**EXERCISE BRIEF:** The records should be written out in full, with nothing altered.

___ RECORDS FOR PROCESSING ___

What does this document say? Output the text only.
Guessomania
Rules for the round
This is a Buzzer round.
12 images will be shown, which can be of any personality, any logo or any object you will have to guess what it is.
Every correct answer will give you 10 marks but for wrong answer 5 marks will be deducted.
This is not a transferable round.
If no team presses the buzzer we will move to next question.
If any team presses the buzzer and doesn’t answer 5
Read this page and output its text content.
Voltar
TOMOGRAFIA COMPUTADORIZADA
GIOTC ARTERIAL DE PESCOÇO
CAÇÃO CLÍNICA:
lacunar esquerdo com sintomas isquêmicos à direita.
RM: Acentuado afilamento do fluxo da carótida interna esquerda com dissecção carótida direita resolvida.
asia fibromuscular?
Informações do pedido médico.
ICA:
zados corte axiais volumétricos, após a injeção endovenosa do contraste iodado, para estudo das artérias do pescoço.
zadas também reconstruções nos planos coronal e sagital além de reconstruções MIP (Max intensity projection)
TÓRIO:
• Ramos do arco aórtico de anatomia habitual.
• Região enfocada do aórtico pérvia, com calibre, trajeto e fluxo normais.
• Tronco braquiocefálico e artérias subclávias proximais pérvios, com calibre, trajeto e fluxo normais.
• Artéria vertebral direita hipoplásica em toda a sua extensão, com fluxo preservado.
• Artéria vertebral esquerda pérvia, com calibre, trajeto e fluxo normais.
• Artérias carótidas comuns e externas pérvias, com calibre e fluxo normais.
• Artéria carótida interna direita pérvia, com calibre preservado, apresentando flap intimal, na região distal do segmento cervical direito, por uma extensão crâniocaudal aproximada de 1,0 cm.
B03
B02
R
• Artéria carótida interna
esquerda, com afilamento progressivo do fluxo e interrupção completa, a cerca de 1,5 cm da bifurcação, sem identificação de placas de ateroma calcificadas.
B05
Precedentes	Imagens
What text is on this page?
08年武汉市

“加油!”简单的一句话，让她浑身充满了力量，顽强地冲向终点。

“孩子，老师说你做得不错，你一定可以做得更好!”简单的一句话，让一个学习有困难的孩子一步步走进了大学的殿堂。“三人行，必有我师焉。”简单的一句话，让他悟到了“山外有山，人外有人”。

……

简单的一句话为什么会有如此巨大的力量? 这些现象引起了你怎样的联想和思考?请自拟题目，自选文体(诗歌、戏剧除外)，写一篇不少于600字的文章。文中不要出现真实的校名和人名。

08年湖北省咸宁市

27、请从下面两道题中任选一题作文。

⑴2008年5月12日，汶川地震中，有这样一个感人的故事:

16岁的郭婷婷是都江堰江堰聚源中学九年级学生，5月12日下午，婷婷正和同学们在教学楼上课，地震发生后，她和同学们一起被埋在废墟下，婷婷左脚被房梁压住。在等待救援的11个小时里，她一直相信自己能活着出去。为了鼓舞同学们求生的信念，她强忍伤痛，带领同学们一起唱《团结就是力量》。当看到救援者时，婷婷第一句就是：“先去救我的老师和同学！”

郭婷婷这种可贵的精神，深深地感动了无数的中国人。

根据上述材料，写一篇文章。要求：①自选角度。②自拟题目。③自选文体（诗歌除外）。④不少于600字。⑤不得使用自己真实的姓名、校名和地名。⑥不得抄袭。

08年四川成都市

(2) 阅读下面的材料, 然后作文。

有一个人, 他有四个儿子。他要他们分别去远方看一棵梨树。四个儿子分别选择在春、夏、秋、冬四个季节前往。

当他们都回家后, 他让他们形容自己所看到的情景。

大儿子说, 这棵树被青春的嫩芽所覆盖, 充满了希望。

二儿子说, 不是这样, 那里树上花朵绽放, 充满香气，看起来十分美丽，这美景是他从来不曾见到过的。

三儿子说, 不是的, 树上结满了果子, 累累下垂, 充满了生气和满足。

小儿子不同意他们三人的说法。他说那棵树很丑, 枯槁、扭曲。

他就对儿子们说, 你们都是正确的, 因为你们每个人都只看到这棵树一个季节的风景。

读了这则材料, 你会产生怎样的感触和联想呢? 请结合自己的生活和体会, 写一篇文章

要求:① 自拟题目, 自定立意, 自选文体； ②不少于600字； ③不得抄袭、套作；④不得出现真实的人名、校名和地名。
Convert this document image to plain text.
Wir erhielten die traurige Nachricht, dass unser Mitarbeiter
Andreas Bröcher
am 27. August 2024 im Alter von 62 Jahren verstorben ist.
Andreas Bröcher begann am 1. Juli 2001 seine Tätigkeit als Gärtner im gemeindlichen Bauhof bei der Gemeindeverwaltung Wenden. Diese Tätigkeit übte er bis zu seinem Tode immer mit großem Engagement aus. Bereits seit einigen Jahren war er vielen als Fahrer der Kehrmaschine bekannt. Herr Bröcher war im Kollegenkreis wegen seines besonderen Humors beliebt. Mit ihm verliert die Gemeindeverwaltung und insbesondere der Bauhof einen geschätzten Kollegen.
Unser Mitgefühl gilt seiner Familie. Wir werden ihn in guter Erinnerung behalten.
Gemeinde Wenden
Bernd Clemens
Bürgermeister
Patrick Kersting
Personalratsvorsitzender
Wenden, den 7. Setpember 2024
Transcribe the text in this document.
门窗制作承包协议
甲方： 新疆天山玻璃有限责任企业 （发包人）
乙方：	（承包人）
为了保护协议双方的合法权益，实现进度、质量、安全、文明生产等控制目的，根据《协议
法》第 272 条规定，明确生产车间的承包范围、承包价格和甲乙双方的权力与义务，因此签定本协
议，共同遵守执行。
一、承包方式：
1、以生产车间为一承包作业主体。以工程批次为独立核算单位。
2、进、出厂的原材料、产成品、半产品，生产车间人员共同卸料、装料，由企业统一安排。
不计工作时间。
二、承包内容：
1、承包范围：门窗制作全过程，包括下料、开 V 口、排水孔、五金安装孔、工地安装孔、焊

___

**TASK RESPONSE:**
What does this document say? Output the text only.
Guessomania
Rules for the round
This is a Buzzer round.
12 images will be shown, which can be of any personality, any logo or any object you will have to guess what it is.
Every correct answer will give you 10 marks but for wrong answer 5 marks will be deducted.
This is not a transferable round.
If no team presses the buzzer we will move to next question.
If any team presses the buzzer and doesn’t answer 5
Read this page and output its text content.
Voltar
TOMOGRAFIA COMPUTADORIZADA
GIOTC ARTERIAL DE PESCOÇO
CAÇÃO CLÍNICA:
lacunar esquerdo com sintomas isquêmicos à direita.
RM: Acentuado afilamento do fluxo da carótida interna esquerda com dissecção carótida direita resolvida.
asia fibromuscular?
Informações do pedido médico.
ICA:
zados corte axiais volumétricos, após a injeção endovenosa do contraste iodado, para estudo das artérias do pescoço.
zadas também reconstruções nos planos coronal e sagital além de reconstruções MIP (Max intensity projection)
TÓRIO:
• Ramos do arco aórtico de anatomia habitual.
• Região enfocada do aórtico pérvia, com calibre, trajeto e fluxo normais.
• Tronco braquiocefálico e artérias subclávias proximais pérvios, com calibre, trajeto e fluxo normais.
• Artéria vertebral direita hipoplásica em toda a sua extensão, com fluxo preservado.
• Artéria vertebral esquerda pérvia, com calibre, trajeto e fluxo normais.
• Artérias carótidas comuns e externas pérvias, com calibre e fluxo normais.
• Artéria carótida interna direita pérvia, com calibre preservado, apresentando flap intimal, na região distal do segmento cervical direito, por uma extensão crâniocaudal aproximada de 1,0 cm.
B03
B02
R
• Artéria carótida interna
esquerda, com afilamento progressivo do fluxo e interrupção completa, a cerca de 1,5 cm da bifurcação, sem identificação de placas de ateroma calcificadas.
B05
Precedentes	Imagens
What text is on this page?
08年武汉市

“加油!”简单的一句话，让她浑身充满了力量，顽强地冲向终点。

“孩子，老师说你做得不错，你一定可以做得更好!”简单的一句话，让一个学习有困难的孩子一步步走进了大学的殿堂。“三人行，必有我师焉。”简单的一句话，让他悟到了“山外有山，人外有人”。

……

简单的一句话为什么会有如此巨大的力量? 这些现象引起了你怎样的联想和思考?请自拟题目，自选文体(诗歌、戏剧除外)，写一篇不少于600字的文章。文中不要出现真实的校名和人名。

08年湖北省咸宁市

27、请从下面两道题中任选一题作文。

⑴2008年5月12日，汶川地震中，有这样一个感人的故事:

16岁的郭婷婷是都江堰江堰聚源中学九年级学生，5月12日下午，婷婷正和同学们在教学楼上课，地震发生后，她和同学们一起被埋在废墟下，婷婷左脚被房梁压住。在等待救援的11个小时里，她一直相信自己能活着出去。为了鼓舞同学们求生的信念，她强忍伤痛，带领同学们一起唱《团结就是力量》。当看到救援者时，婷婷第一句就是：“先去救我的老师和同学！”

郭婷婷这种可贵的精神，深深地感动了无数的中国人。

根据上述材料，写一篇文章。要求：①自选角度。②自拟题目。③自选文体（诗歌除外）。④不少于600字。⑤不得使用自己真实的姓名、校名和地名。⑥不得抄袭。

08年四川成都市

(2) 阅读下面的材料, 然后作文。

有一个人, 他有四个儿子。他要他们分别去远方看一棵梨树。四个儿子分别选择在春、夏、秋、冬四个季节前往。

当他们都回家后, 他让他们形容自己所看到的情景。

大儿子说, 这棵树被青春的嫩芽所覆盖, 充满了希望。

二儿子说, 不是这样, 那里树上花朵绽放, 充满香气，看起来十分美丽，这美景是他从来不曾见到过的。

三儿子说, 不是的, 树上结满了果子, 累累下垂, 充满了生气和满足。

小儿子不同意他们三人的说法。他说那棵树很丑, 枯槁、扭曲。

他就对儿子们说, 你们都是正确的, 因为你们每个人都只看到这棵树一个季节的风景。

读了这则材料, 你会产生怎样的感触和联想呢? 请结合自己的生活和体会, 写一篇文章

要求:① 自拟题目, 自定立意, 自选文体； ②不少于600字； ③不得抄袭、套作；④不得出现真实的人名、校名和地名。
Convert this document image to plain text.
Wir erhielten die traurige Nachricht, dass unser Mitarbeiter
Andreas Bröcher
am 27. August 2024 im Alter von 62 Jahren verstorben ist.
Andreas Bröcher begann am 1. Juli 2001 seine Tätigkeit als Gärtner im gemeindlichen Bauhof bei der Gemeindeverwaltung Wenden. Diese Tätigkeit übte er bis zu seinem Tode immer mit großem Engagement aus. Bereits seit einigen Jahren war er vielen als Fahrer der Kehrmaschine bekannt. Herr Bröcher war im Kollegenkreis wegen seines besonderen Humors beliebt. Mit ihm verliert die Gemeindeverwaltung und insbesondere der Bauhof einen geschätzten Kollegen.
Unser Mitgefühl gilt seiner Familie. Wir werden ihn in guter Erinnerung behalten.
Gemeinde Wenden
Bernd Clemens
Bürgermeister
Patrick Kersting
Personalratsvorsitzender
Wenden, den 7. Setpember 2024
Transcribe the text in this document.
门窗制作承包协议
甲方： 新疆天山玻璃有限责任企业 （发包人）
乙方：	（承包人）
为了保护协议双方的合法权益，实现进度、质量、安全、文明生产等控制目的，根据《协议
法》第 272 条规定，明确生产车间的承包范围、承包价格和甲乙双方的权力与义务，因此签定本协
议，共同遵守执行。
一、承包方式：
1、以生产车间为一承包作业主体。以工程批次为独立核算单位。
2、进、出厂的原材料、产成品、半产品，生产车间人员共同卸料、装料，由企业统一安排。
不计工作时间。
二、承包内容：
1、承包范围：门窗制作全过程，包括下料、开 V 口、排水孔、五金安装孔、工地安装孔、焊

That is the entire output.